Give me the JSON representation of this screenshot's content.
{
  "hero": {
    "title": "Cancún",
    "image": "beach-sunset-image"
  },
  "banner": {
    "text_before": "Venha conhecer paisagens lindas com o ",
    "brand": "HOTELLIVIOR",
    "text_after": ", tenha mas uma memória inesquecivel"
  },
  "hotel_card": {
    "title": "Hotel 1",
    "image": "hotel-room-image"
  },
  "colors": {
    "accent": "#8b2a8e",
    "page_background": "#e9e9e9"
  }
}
*-*-*
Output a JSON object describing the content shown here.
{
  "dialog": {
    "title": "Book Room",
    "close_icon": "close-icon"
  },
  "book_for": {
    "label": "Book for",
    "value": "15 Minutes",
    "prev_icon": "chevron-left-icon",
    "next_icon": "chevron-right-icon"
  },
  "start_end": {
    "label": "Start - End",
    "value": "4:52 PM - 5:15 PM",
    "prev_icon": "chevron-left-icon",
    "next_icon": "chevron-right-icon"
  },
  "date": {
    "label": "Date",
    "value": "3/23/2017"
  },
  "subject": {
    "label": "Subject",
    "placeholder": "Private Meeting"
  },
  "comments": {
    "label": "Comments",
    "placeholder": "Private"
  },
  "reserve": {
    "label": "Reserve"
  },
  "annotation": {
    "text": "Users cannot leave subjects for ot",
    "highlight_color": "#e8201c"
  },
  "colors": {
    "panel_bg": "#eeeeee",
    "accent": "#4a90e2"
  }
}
*-*-*
WRITTEN EXERCISE
Return every line containing "label".

RESPONSE
    "label": "Book for",
    "label": "Start - End",
    "label": "Date",
    "label": "Subject",
    "label": "Comments",
    "label": "Reserve"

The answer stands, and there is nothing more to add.